§ **OBJECTIVE**: Where a line holds the word "stats", copy that line.

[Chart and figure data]

* Begin *

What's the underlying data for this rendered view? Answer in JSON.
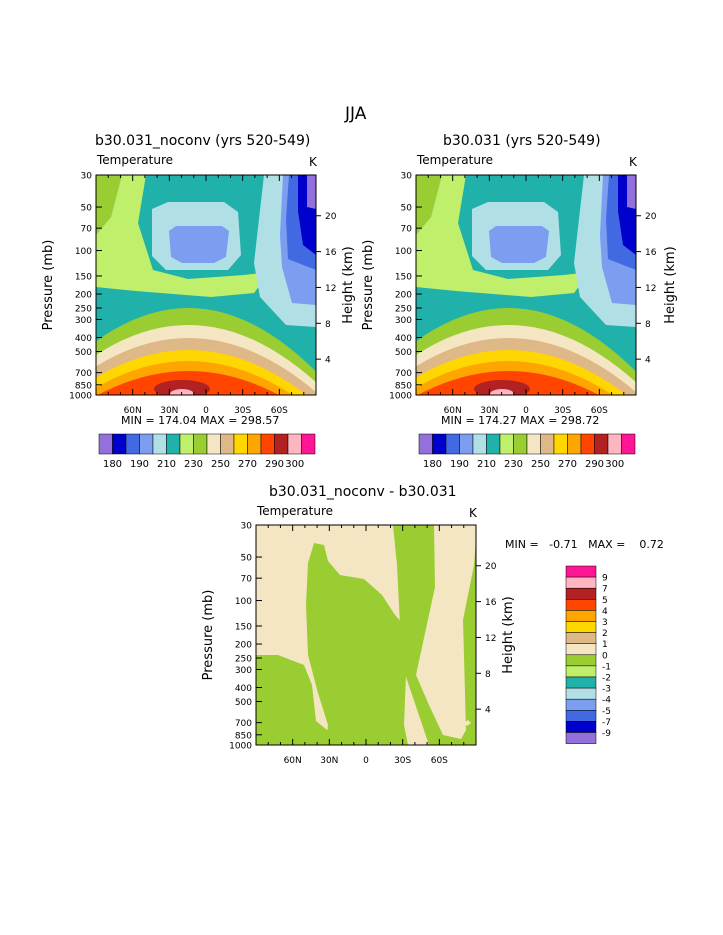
{
  "page": {
    "title": "JJA"
  },
  "colors": {
    "v180": "#9370db",
    "v185": "#0000cd",
    "v190": "#4169e1",
    "v195": "#7b9ef0",
    "v200": "#b0e0e6",
    "v210": "#20b2aa",
    "v220": "#c0ef6b",
    "v230": "#9acd32",
    "v240": "#f5e6c3",
    "v250": "#deb887",
    "v260": "#ffd700",
    "v270": "#ffa500",
    "v280": "#ff4500",
    "v290": "#b22222",
    "v300": "#ffb6c1",
    "v310": "#ff1493"
  },
  "chart_data": [
    {
      "type": "contour",
      "title": "b30.031_noconv (yrs 520-549)",
      "variable": "Temperature",
      "units": "K",
      "ylabel": "Pressure (mb)",
      "ylabel_right": "Height (km)",
      "pressure_ticks": [
        "30",
        "50",
        "70",
        "100",
        "150",
        "200",
        "250",
        "300",
        "400",
        "500",
        "700",
        "850",
        "1000"
      ],
      "height_ticks": [
        "20",
        "16",
        "12",
        "8",
        "4"
      ],
      "x_ticks": [
        "60N",
        "30N",
        "0",
        "30S",
        "60S"
      ],
      "stats": "MIN = 174.04   MAX = 298.57",
      "min": 174.04,
      "max": 298.57,
      "colorbar_labels": [
        "180",
        "190",
        "210",
        "230",
        "250",
        "270",
        "290",
        "300"
      ]
    },
    {
      "type": "contour",
      "title": "b30.031 (yrs 520-549)",
      "variable": "Temperature",
      "units": "K",
      "ylabel": "Pressure (mb)",
      "ylabel_right": "Height (km)",
      "pressure_ticks": [
        "30",
        "50",
        "70",
        "100",
        "150",
        "200",
        "250",
        "300",
        "400",
        "500",
        "700",
        "850",
        "1000"
      ],
      "height_ticks": [
        "20",
        "16",
        "12",
        "8",
        "4"
      ],
      "x_ticks": [
        "60N",
        "30N",
        "0",
        "30S",
        "60S"
      ],
      "stats": "MIN = 174.27   MAX = 298.72",
      "min": 174.27,
      "max": 298.72,
      "colorbar_labels": [
        "180",
        "190",
        "210",
        "230",
        "250",
        "270",
        "290",
        "300"
      ]
    },
    {
      "type": "contour",
      "title": "b30.031_noconv - b30.031",
      "variable": "Temperature",
      "units": "K",
      "ylabel": "Pressure (mb)",
      "ylabel_right": "Height (km)",
      "pressure_ticks": [
        "30",
        "50",
        "70",
        "100",
        "150",
        "200",
        "250",
        "300",
        "400",
        "500",
        "700",
        "850",
        "1000"
      ],
      "height_ticks": [
        "20",
        "16",
        "12",
        "8",
        "4"
      ],
      "x_ticks": [
        "60N",
        "30N",
        "0",
        "30S",
        "60S"
      ],
      "stats": "MIN =   -0.71   MAX =    0.72",
      "min": -0.71,
      "max": 0.72,
      "colorbar_labels": [
        "9",
        "7",
        "5",
        "4",
        "3",
        "2",
        "1",
        "0",
        "-1",
        "-2",
        "-3",
        "-4",
        "-5",
        "-7",
        "-9"
      ]
    }
  ]
}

* End *

§ **FINISHED EXERCISE**:
      "stats": "MIN = 174.04   MAX = 298.57",
      "stats": "MIN = 174.27   MAX = 298.72",
      "stats": "MIN =   -0.71   MAX =    0.72",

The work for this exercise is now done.